** begin EXCERPTED RECORDS **

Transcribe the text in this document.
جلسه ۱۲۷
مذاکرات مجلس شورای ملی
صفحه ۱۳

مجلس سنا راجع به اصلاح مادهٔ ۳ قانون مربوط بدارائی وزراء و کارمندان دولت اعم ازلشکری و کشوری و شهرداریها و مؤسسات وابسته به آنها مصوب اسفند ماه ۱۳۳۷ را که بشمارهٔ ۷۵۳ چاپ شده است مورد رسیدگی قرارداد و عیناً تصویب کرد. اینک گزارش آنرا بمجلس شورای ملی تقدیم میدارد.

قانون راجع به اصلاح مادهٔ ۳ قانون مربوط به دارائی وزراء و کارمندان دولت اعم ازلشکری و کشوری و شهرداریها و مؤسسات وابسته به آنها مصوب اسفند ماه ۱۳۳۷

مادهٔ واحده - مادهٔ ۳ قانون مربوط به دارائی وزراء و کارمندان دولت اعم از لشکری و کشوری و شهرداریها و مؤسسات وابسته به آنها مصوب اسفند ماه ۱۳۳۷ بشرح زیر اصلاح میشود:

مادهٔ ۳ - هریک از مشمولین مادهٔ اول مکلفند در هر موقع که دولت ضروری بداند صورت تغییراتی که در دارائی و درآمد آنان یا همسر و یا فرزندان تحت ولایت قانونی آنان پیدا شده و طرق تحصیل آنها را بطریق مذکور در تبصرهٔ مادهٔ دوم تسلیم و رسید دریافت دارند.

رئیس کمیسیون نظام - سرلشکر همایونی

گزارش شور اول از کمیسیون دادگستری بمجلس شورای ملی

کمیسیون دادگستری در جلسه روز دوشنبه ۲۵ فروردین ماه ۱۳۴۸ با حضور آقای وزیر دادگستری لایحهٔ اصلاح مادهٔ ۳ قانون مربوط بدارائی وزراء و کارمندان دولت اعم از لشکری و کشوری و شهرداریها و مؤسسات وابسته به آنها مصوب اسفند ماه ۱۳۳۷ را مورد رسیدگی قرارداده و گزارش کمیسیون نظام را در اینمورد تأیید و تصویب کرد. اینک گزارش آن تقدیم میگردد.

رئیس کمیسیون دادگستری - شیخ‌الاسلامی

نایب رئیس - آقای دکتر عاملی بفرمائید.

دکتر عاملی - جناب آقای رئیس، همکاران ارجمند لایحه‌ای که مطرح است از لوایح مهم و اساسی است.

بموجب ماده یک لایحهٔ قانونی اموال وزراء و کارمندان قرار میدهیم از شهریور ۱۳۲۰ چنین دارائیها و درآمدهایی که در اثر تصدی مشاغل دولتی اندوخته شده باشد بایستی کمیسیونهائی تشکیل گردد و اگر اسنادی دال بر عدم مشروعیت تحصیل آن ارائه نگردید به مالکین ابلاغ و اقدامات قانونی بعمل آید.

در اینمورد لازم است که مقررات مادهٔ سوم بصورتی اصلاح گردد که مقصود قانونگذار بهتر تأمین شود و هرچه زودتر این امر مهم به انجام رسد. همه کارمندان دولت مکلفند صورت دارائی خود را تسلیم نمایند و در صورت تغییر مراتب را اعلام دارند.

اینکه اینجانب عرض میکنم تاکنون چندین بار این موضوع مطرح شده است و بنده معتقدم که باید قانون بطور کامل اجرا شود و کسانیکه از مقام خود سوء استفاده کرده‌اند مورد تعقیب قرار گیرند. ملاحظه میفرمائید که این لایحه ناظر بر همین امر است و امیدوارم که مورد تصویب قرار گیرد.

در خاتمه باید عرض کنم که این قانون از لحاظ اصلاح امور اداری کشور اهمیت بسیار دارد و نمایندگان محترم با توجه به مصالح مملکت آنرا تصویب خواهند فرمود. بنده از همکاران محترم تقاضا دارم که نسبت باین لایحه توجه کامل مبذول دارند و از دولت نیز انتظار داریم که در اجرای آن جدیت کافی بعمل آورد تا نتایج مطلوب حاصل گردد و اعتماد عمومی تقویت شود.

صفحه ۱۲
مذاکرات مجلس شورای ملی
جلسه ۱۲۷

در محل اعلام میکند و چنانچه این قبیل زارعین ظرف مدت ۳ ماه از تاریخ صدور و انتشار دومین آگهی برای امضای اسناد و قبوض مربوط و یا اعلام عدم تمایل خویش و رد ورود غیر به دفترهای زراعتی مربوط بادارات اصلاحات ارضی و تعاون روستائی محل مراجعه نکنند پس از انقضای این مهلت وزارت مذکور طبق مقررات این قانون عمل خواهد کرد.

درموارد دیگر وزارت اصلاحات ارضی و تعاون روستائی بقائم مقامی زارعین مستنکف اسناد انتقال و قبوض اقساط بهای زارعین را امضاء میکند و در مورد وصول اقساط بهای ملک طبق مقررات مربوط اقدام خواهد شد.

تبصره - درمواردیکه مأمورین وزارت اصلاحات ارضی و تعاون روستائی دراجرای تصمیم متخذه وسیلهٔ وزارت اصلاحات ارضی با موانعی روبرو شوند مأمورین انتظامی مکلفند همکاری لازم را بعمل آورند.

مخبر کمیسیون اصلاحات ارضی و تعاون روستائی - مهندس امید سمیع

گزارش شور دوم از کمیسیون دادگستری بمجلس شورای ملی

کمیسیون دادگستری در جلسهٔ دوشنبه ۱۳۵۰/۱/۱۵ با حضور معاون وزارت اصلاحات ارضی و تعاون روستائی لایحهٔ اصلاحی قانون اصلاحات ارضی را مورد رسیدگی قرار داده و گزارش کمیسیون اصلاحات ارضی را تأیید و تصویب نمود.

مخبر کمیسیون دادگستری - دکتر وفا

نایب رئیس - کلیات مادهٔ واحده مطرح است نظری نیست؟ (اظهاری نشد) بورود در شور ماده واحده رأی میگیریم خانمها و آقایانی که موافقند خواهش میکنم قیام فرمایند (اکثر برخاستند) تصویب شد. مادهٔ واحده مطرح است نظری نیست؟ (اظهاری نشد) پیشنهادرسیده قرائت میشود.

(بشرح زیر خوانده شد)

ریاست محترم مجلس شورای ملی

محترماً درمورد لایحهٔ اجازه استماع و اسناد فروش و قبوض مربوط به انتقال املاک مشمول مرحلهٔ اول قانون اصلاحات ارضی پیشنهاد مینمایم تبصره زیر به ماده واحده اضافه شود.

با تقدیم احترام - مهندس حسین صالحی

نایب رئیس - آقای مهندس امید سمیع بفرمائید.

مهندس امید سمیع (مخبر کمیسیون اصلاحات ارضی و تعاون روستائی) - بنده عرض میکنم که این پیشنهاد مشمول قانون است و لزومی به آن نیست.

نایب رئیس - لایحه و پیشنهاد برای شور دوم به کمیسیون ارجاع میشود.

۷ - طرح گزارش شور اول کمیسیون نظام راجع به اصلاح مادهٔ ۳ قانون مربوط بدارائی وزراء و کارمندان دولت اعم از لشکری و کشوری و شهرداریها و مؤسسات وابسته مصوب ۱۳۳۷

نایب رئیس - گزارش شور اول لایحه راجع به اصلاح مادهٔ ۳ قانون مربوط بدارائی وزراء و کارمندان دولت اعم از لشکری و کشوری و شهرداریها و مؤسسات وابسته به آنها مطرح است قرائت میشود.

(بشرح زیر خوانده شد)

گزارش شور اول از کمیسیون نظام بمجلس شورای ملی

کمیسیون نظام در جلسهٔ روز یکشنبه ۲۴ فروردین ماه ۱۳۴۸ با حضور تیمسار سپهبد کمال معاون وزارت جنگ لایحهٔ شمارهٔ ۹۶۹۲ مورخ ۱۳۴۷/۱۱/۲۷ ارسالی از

** end EXCERPTED RECORDS **

EXERCISE PROMPT:
Transcribe all entries exactly as they are given.

PROBLEM SOLUTION:
Transcribe the text in this document.
جلسه ۱۲۷
مذاکرات مجلس شورای ملی
صفحه ۱۳

مجلس سنا راجع به اصلاح مادهٔ ۳ قانون مربوط بدارائی وزراء و کارمندان دولت اعم ازلشکری و کشوری و شهرداریها و مؤسسات وابسته به آنها مصوب اسفند ماه ۱۳۳۷ را که بشمارهٔ ۷۵۳ چاپ شده است مورد رسیدگی قرارداد و عیناً تصویب کرد. اینک گزارش آنرا بمجلس شورای ملی تقدیم میدارد.

قانون راجع به اصلاح مادهٔ ۳ قانون مربوط به دارائی وزراء و کارمندان دولت اعم ازلشکری و کشوری و شهرداریها و مؤسسات وابسته به آنها مصوب اسفند ماه ۱۳۳۷

مادهٔ واحده - مادهٔ ۳ قانون مربوط به دارائی وزراء و کارمندان دولت اعم از لشکری و کشوری و شهرداریها و مؤسسات وابسته به آنها مصوب اسفند ماه ۱۳۳۷ بشرح زیر اصلاح میشود:

مادهٔ ۳ - هریک از مشمولین مادهٔ اول مکلفند در هر موقع که دولت ضروری بداند صورت تغییراتی که در دارائی و درآمد آنان یا همسر و یا فرزندان تحت ولایت قانونی آنان پیدا شده و طرق تحصیل آنها را بطریق مذکور در تبصرهٔ مادهٔ دوم تسلیم و رسید دریافت دارند.

رئیس کمیسیون نظام - سرلشکر همایونی

گزارش شور اول از کمیسیون دادگستری بمجلس شورای ملی

کمیسیون دادگستری در جلسه روز دوشنبه ۲۵ فروردین ماه ۱۳۴۸ با حضور آقای وزیر دادگستری لایحهٔ اصلاح مادهٔ ۳ قانون مربوط بدارائی وزراء و کارمندان دولت اعم از لشکری و کشوری و شهرداریها و مؤسسات وابسته به آنها مصوب اسفند ماه ۱۳۳۷ را مورد رسیدگی قرارداده و گزارش کمیسیون نظام را در اینمورد تأیید و تصویب کرد. اینک گزارش آن تقدیم میگردد.

رئیس کمیسیون دادگستری - شیخ‌الاسلامی

نایب رئیس - آقای دکتر عاملی بفرمائید.

دکتر عاملی - جناب آقای رئیس، همکاران ارجمند لایحه‌ای که مطرح است از لوایح مهم و اساسی است.

بموجب ماده یک لایحهٔ قانونی اموال وزراء و کارمندان قرار میدهیم از شهریور ۱۳۲۰ چنین دارائیها و درآمدهایی که در اثر تصدی مشاغل دولتی اندوخته شده باشد بایستی کمیسیونهائی تشکیل گردد و اگر اسنادی دال بر عدم مشروعیت تحصیل آن ارائه نگردید به مالکین ابلاغ و اقدامات قانونی بعمل آید.

در اینمورد لازم است که مقررات مادهٔ سوم بصورتی اصلاح گردد که مقصود قانونگذار بهتر تأمین شود و هرچه زودتر این امر مهم به انجام رسد. همه کارمندان دولت مکلفند صورت دارائی خود را تسلیم نمایند و در صورت تغییر مراتب را اعلام دارند.

اینکه اینجانب عرض میکنم تاکنون چندین بار این موضوع مطرح شده است و بنده معتقدم که باید قانون بطور کامل اجرا شود و کسانیکه از مقام خود سوء استفاده کرده‌اند مورد تعقیب قرار گیرند. ملاحظه میفرمائید که این لایحه ناظر بر همین امر است و امیدوارم که مورد تصویب قرار گیرد.

در خاتمه باید عرض کنم که این قانون از لحاظ اصلاح امور اداری کشور اهمیت بسیار دارد و نمایندگان محترم با توجه به مصالح مملکت آنرا تصویب خواهند فرمود. بنده از همکاران محترم تقاضا دارم که نسبت باین لایحه توجه کامل مبذول دارند و از دولت نیز انتظار داریم که در اجرای آن جدیت کافی بعمل آورد تا نتایج مطلوب حاصل گردد و اعتماد عمومی تقویت شود.

صفحه ۱۲
مذاکرات مجلس شورای ملی
جلسه ۱۲۷

در محل اعلام میکند و چنانچه این قبیل زارعین ظرف مدت ۳ ماه از تاریخ صدور و انتشار دومین آگهی برای امضای اسناد و قبوض مربوط و یا اعلام عدم تمایل خویش و رد ورود غیر به دفترهای زراعتی مربوط بادارات اصلاحات ارضی و تعاون روستائی محل مراجعه نکنند پس از انقضای این مهلت وزارت مذکور طبق مقررات این قانون عمل خواهد کرد.

درموارد دیگر وزارت اصلاحات ارضی و تعاون روستائی بقائم مقامی زارعین مستنکف اسناد انتقال و قبوض اقساط بهای زارعین را امضاء میکند و در مورد وصول اقساط بهای ملک طبق مقررات مربوط اقدام خواهد شد.

تبصره - درمواردیکه مأمورین وزارت اصلاحات ارضی و تعاون روستائی دراجرای تصمیم متخذه وسیلهٔ وزارت اصلاحات ارضی با موانعی روبرو شوند مأمورین انتظامی مکلفند همکاری لازم را بعمل آورند.

مخبر کمیسیون اصلاحات ارضی و تعاون روستائی - مهندس امید سمیع

گزارش شور دوم از کمیسیون دادگستری بمجلس شورای ملی

کمیسیون دادگستری در جلسهٔ دوشنبه ۱۳۵۰/۱/۱۵ با حضور معاون وزارت اصلاحات ارضی و تعاون روستائی لایحهٔ اصلاحی قانون اصلاحات ارضی را مورد رسیدگی قرار داده و گزارش کمیسیون اصلاحات ارضی را تأیید و تصویب نمود.

مخبر کمیسیون دادگستری - دکتر وفا

نایب رئیس - کلیات مادهٔ واحده مطرح است نظری نیست؟ (اظهاری نشد) بورود در شور ماده واحده رأی میگیریم خانمها و آقایانی که موافقند خواهش میکنم قیام فرمایند (اکثر برخاستند) تصویب شد. مادهٔ واحده مطرح است نظری نیست؟ (اظهاری نشد) پیشنهادرسیده قرائت میشود.

(بشرح زیر خوانده شد)

ریاست محترم مجلس شورای ملی

محترماً درمورد لایحهٔ اجازه استماع و اسناد فروش و قبوض مربوط به انتقال املاک مشمول مرحلهٔ اول قانون اصلاحات ارضی پیشنهاد مینمایم تبصره زیر به ماده واحده اضافه شود.

با تقدیم احترام - مهندس حسین صالحی

نایب رئیس - آقای مهندس امید سمیع بفرمائید.

مهندس امید سمیع (مخبر کمیسیون اصلاحات ارضی و تعاون روستائی) - بنده عرض میکنم که این پیشنهاد مشمول قانون است و لزومی به آن نیست.

نایب رئیس - لایحه و پیشنهاد برای شور دوم به کمیسیون ارجاع میشود.

۷ - طرح گزارش شور اول کمیسیون نظام راجع به اصلاح مادهٔ ۳ قانون مربوط بدارائی وزراء و کارمندان دولت اعم از لشکری و کشوری و شهرداریها و مؤسسات وابسته مصوب ۱۳۳۷

نایب رئیس - گزارش شور اول لایحه راجع به اصلاح مادهٔ ۳ قانون مربوط بدارائی وزراء و کارمندان دولت اعم از لشکری و کشوری و شهرداریها و مؤسسات وابسته به آنها مطرح است قرائت میشود.

(بشرح زیر خوانده شد)

گزارش شور اول از کمیسیون نظام بمجلس شورای ملی

کمیسیون نظام در جلسهٔ روز یکشنبه ۲۴ فروردین ماه ۱۳۴۸ با حضور تیمسار سپهبد کمال معاون وزارت جنگ لایحهٔ شمارهٔ ۹۶۹۲ مورخ ۱۳۴۷/۱۱/۲۷ ارسالی از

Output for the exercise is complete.